**Exercise objective**
Write out the whole listing word for word.

**Records to use**
* * * *
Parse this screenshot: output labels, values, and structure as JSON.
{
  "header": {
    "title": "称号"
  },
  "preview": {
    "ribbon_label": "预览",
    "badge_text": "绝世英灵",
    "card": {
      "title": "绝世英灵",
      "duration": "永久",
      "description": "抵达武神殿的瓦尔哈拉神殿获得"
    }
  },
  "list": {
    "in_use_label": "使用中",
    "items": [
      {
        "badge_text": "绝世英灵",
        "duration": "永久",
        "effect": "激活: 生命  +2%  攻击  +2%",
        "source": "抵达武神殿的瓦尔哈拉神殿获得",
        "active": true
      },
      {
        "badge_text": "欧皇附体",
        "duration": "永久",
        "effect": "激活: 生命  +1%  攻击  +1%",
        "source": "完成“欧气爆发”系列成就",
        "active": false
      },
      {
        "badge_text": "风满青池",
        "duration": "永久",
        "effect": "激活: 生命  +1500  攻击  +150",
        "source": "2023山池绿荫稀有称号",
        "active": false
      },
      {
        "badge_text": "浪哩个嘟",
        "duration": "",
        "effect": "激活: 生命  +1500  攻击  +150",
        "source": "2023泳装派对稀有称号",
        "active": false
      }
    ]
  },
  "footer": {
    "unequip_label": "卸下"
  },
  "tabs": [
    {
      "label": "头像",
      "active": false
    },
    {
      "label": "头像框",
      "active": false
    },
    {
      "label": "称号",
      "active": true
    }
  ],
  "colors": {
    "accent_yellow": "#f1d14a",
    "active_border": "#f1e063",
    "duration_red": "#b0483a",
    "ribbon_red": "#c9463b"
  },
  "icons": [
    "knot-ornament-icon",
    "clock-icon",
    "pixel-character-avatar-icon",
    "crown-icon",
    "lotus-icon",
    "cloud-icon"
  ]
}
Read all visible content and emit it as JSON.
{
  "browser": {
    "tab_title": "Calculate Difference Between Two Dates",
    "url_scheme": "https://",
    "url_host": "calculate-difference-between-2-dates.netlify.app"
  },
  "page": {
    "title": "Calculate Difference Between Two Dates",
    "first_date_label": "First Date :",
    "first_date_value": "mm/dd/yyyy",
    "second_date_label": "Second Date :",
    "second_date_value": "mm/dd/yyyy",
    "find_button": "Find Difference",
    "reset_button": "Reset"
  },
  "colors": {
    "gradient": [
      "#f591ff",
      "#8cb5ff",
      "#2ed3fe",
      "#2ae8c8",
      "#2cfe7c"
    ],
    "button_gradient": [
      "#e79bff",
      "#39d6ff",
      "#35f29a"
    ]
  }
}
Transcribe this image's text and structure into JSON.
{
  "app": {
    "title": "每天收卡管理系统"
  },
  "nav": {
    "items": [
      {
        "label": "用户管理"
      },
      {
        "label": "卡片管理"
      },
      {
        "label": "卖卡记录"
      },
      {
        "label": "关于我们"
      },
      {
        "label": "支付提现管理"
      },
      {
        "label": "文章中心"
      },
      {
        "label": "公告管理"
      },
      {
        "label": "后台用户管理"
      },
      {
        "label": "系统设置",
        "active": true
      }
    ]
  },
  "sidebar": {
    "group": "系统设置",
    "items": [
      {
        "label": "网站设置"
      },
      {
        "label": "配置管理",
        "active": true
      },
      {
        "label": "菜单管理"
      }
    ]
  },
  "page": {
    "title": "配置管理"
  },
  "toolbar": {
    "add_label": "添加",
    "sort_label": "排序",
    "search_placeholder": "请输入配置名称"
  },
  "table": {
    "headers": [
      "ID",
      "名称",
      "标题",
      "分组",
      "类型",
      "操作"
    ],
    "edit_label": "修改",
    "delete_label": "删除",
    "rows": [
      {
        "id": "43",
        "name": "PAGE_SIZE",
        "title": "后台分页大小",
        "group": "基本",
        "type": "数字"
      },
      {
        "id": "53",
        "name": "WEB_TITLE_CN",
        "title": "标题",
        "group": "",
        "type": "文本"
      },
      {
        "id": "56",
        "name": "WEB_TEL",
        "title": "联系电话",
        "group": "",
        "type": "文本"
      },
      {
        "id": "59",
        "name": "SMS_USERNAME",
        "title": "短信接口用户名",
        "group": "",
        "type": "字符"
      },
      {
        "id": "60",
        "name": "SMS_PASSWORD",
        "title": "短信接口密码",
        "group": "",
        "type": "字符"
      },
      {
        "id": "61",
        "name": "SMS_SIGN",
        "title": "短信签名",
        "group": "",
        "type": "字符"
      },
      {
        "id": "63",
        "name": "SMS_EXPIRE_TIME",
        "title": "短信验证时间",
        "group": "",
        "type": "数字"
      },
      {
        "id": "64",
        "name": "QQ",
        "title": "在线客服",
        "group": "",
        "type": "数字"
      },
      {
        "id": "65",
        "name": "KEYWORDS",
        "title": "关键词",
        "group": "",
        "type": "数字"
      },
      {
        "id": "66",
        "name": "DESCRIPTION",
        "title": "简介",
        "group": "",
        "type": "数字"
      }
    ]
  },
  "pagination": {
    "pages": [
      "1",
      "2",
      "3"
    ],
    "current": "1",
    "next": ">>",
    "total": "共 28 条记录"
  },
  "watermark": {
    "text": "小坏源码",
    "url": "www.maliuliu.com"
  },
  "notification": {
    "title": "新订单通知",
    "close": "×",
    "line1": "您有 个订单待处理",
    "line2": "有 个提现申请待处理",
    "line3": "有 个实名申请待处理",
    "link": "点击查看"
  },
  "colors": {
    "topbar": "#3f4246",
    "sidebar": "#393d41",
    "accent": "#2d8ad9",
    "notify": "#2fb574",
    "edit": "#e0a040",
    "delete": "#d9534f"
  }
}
* * * *
**Result of this task**
Parse this screenshot: output labels, values, and structure as JSON.
{
  "header": {
    "title": "称号"
  },
  "preview": {
    "ribbon_label": "预览",
    "badge_text": "绝世英灵",
    "card": {
      "title": "绝世英灵",
      "duration": "永久",
      "description": "抵达武神殿的瓦尔哈拉神殿获得"
    }
  },
  "list": {
    "in_use_label": "使用中",
    "items": [
      {
        "badge_text": "绝世英灵",
        "duration": "永久",
        "effect": "激活: 生命  +2%  攻击  +2%",
        "source": "抵达武神殿的瓦尔哈拉神殿获得",
        "active": true
      },
      {
        "badge_text": "欧皇附体",
        "duration": "永久",
        "effect": "激活: 生命  +1%  攻击  +1%",
        "source": "完成“欧气爆发”系列成就",
        "active": false
      },
      {
        "badge_text": "风满青池",
        "duration": "永久",
        "effect": "激活: 生命  +1500  攻击  +150",
        "source": "2023山池绿荫稀有称号",
        "active": false
      },
      {
        "badge_text": "浪哩个嘟",
        "duration": "",
        "effect": "激活: 生命  +1500  攻击  +150",
        "source": "2023泳装派对稀有称号",
        "active": false
      }
    ]
  },
  "footer": {
    "unequip_label": "卸下"
  },
  "tabs": [
    {
      "label": "头像",
      "active": false
    },
    {
      "label": "头像框",
      "active": false
    },
    {
      "label": "称号",
      "active": true
    }
  ],
  "colors": {
    "accent_yellow": "#f1d14a",
    "active_border": "#f1e063",
    "duration_red": "#b0483a",
    "ribbon_red": "#c9463b"
  },
  "icons": [
    "knot-ornament-icon",
    "clock-icon",
    "pixel-character-avatar-icon",
    "crown-icon",
    "lotus-icon",
    "cloud-icon"
  ]
}
Read all visible content and emit it as JSON.
{
  "browser": {
    "tab_title": "Calculate Difference Between Two Dates",
    "url_scheme": "https://",
    "url_host": "calculate-difference-between-2-dates.netlify.app"
  },
  "page": {
    "title": "Calculate Difference Between Two Dates",
    "first_date_label": "First Date :",
    "first_date_value": "mm/dd/yyyy",
    "second_date_label": "Second Date :",
    "second_date_value": "mm/dd/yyyy",
    "find_button": "Find Difference",
    "reset_button": "Reset"
  },
  "colors": {
    "gradient": [
      "#f591ff",
      "#8cb5ff",
      "#2ed3fe",
      "#2ae8c8",
      "#2cfe7c"
    ],
    "button_gradient": [
      "#e79bff",
      "#39d6ff",
      "#35f29a"
    ]
  }
}
Transcribe this image's text and structure into JSON.
{
  "app": {
    "title": "每天收卡管理系统"
  },
  "nav": {
    "items": [
      {
        "label": "用户管理"
      },
      {
        "label": "卡片管理"
      },
      {
        "label": "卖卡记录"
      },
      {
        "label": "关于我们"
      },
      {
        "label": "支付提现管理"
      },
      {
        "label": "文章中心"
      },
      {
        "label": "公告管理"
      },
      {
        "label": "后台用户管理"
      },
      {
        "label": "系统设置",
        "active": true
      }
    ]
  },
  "sidebar": {
    "group": "系统设置",
    "items": [
      {
        "label": "网站设置"
      },
      {
        "label": "配置管理",
        "active": true
      },
      {
        "label": "菜单管理"
      }
    ]
  },
  "page": {
    "title": "配置管理"
  },
  "toolbar": {
    "add_label": "添加",
    "sort_label": "排序",
    "search_placeholder": "请输入配置名称"
  },
  "table": {
    "headers": [
      "ID",
      "名称",
      "标题",
      "分组",
      "类型",
      "操作"
    ],
    "edit_label": "修改",
    "delete_label": "删除",
    "rows": [
      {
        "id": "43",
        "name": "PAGE_SIZE",
        "title": "后台分页大小",
        "group": "基本",
        "type": "数字"
      },
      {
        "id": "53",
        "name": "WEB_TITLE_CN",
        "title": "标题",
        "group": "",
        "type": "文本"
      },
      {
        "id": "56",
        "name": "WEB_TEL",
        "title": "联系电话",
        "group": "",
        "type": "文本"
      },
      {
        "id": "59",
        "name": "SMS_USERNAME",
        "title": "短信接口用户名",
        "group": "",
        "type": "字符"
      },
      {
        "id": "60",
        "name": "SMS_PASSWORD",
        "title": "短信接口密码",
        "group": "",
        "type": "字符"
      },
      {
        "id": "61",
        "name": "SMS_SIGN",
        "title": "短信签名",
        "group": "",
        "type": "字符"
      },
      {
        "id": "63",
        "name": "SMS_EXPIRE_TIME",
        "title": "短信验证时间",
        "group": "",
        "type": "数字"
      },
      {
        "id": "64",
        "name": "QQ",
        "title": "在线客服",
        "group": "",
        "type": "数字"
      },
      {
        "id": "65",
        "name": "KEYWORDS",
        "title": "关键词",
        "group": "",
        "type": "数字"
      },
      {
        "id": "66",
        "name": "DESCRIPTION",
        "title": "简介",
        "group": "",
        "type": "数字"
      }
    ]
  },
  "pagination": {
    "pages": [
      "1",
      "2",
      "3"
    ],
    "current": "1",
    "next": ">>",
    "total": "共 28 条记录"
  },
  "watermark": {
    "text": "小坏源码",
    "url": "www.maliuliu.com"
  },
  "notification": {
    "title": "新订单通知",
    "close": "×",
    "line1": "您有 个订单待处理",
    "line2": "有 个提现申请待处理",
    "line3": "有 个实名申请待处理",
    "link": "点击查看"
  },
  "colors": {
    "topbar": "#3f4246",
    "sidebar": "#393d41",
    "accent": "#2d8ad9",
    "notify": "#2fb574",
    "edit": "#e0a040",
    "delete": "#d9534f"
  }
}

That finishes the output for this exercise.